## Entries provided
⟨

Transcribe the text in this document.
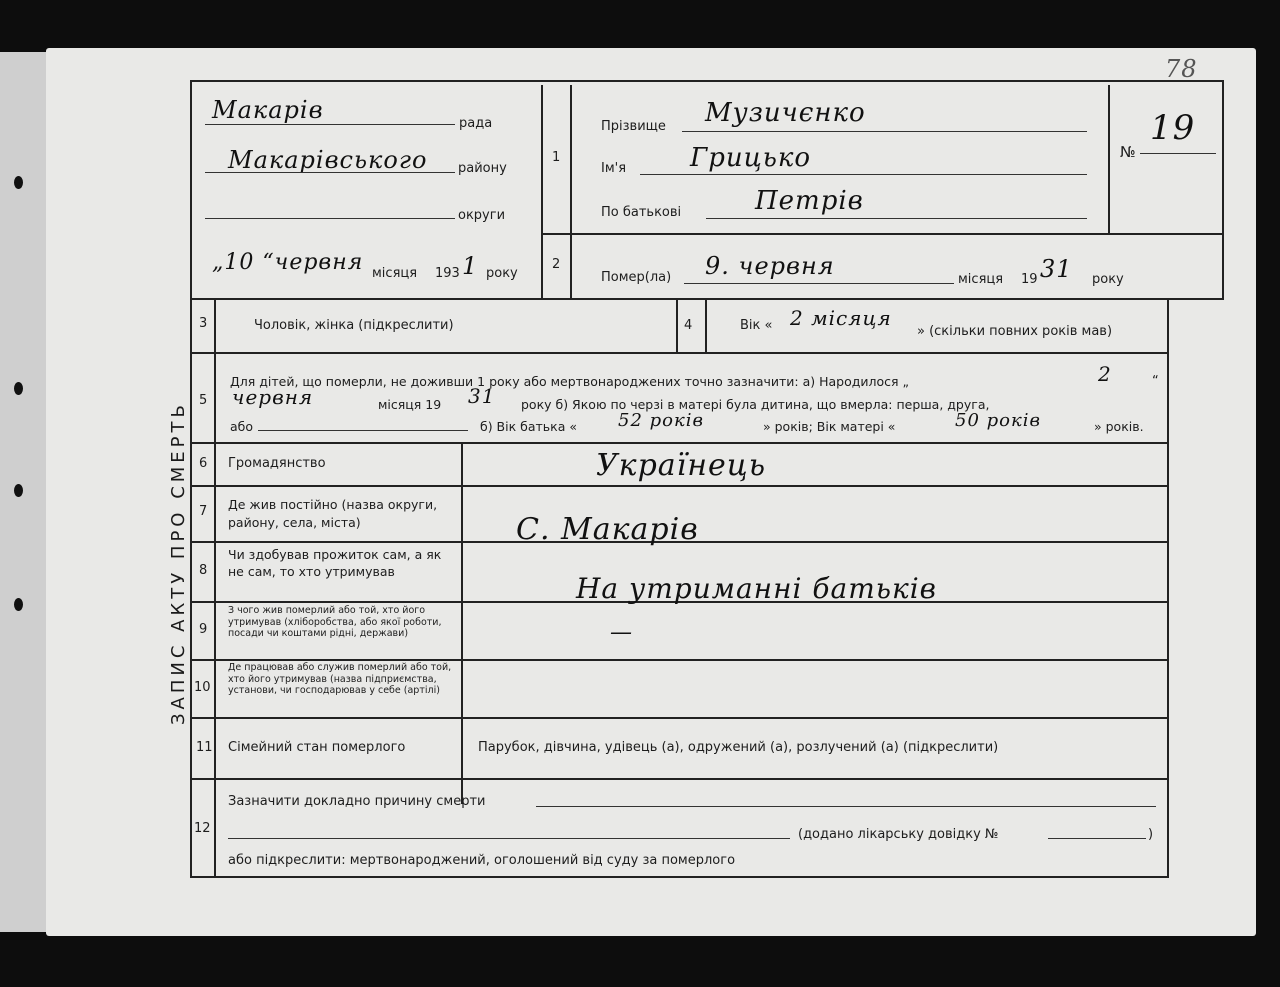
78
ЗАПИС АКТУ ПРО СМЕРТЬ
Макарів	рада
Макарівського району
округи
„10 “червня місяця 193 1 року
1
Прізвище Музичєнко
Ім'я Грицько
По батькові	Петрів
№
19
2
Помер(ла) 9. червня	місяця 19 31 року
3	Чоловік, жінка (підкреслити)	4	Вік « 2 місяця
» (скільки повних років мав)
5
Для дітей, що померли, не доживши 1 року або мертвонароджених точно зазначити: а) Народилося „	2	“
червня	місяця 19 31 року б) Якою по черзі в матері була дитина, що вмерла: перша, друга,
або	б) Вік батька « 52 років	» років; Вік матері «	50 років	» років.
6 Громадянство	Українець
7 Де жив постійно (назва округи, району, села, міста)	С. Макарів
8
Чи здобував прожиток сам, а як не сам, то хто утримував
На утриманні батьків
9
З чого жив померлий або той, хто його утримував (хліборобства, або якої роботи, посади чи коштами рідні, держави)	—
10
Де працював або служив померлий або той, хто його утримував (назва підприємства, установи, чи господарював у себе (артілі)
11 Сімейний стан померлого	Парубок, дівчина, удівець (а), одружений (а), розлучений (а) (підкреслити)
12
Зазначити докладно причину смерти
(додано лікарську довідку №	)
або підкреслити: мертвонароджений, оголошений від суду за померлого
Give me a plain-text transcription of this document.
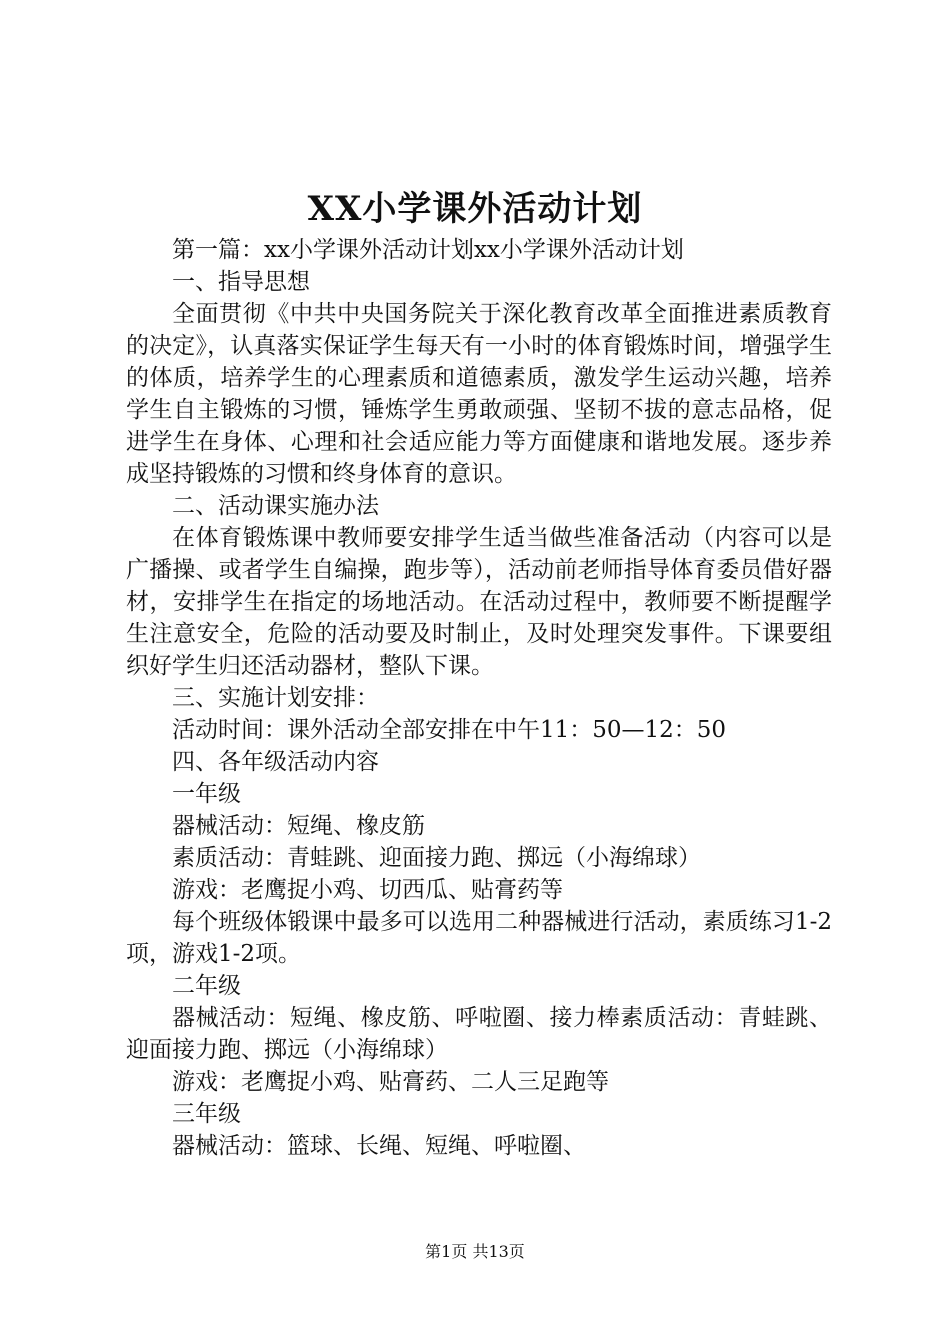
XX小学课外活动计划

第一篇：xx小学课外活动计划xx小学课外活动计划

一、指导思想

全面贯彻《中共中央国务院关于深化教育改革全面推进素质教育的决定》，认真落实保证学生每天有一小时的体育锻炼时间，增强学生的体质，培养学生的心理素质和道德素质，激发学生运动兴趣，培养学生自主锻炼的习惯，锤炼学生勇敢顽强、坚韧不拔的意志品格，促进学生在身体、心理和社会适应能力等方面健康和谐地发展。逐步养成坚持锻炼的习惯和终身体育的意识。

二、活动课实施办法

在体育锻炼课中教师要安排学生适当做些准备活动（内容可以是广播操、或者学生自编操，跑步等），活动前老师指导体育委员借好器材，安排学生在指定的场地活动。在活动过程中，教师要不断提醒学生注意安全，危险的活动要及时制止，及时处理突发事件。下课要组织好学生归还活动器材，整队下课。

三、实施计划安排：

活动时间：课外活动全部安排在中午11：50—12：50

四、各年级活动内容

一年级

器械活动：短绳、橡皮筋

素质活动：青蛙跳、迎面接力跑、掷远（小海绵球）

游戏：老鹰捉小鸡、切西瓜、贴膏药等

每个班级体锻课中最多可以选用二种器械进行活动，素质练习1-2项，游戏1-2项。

二年级

器械活动：短绳、橡皮筋、呼啦圈、接力棒素质活动：青蛙跳、迎面接力跑、掷远（小海绵球）

游戏：老鹰捉小鸡、贴膏药、二人三足跑等

三年级

器械活动：篮球、长绳、短绳、呼啦圈、

第1页 共13页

⟩

## Stated exercise
Copy each line above that contains the word "місяця".

## Output of the exercise
„10 “червня місяця 193 1 року
Помер(ла) 9. червня	місяця 19 31 року
3	Чоловік, жінка (підкреслити)	4	Вік « 2 місяця
червня	місяця 19 31 року б) Якою по черзі в матері була дитина, що вмерла: перша, друга,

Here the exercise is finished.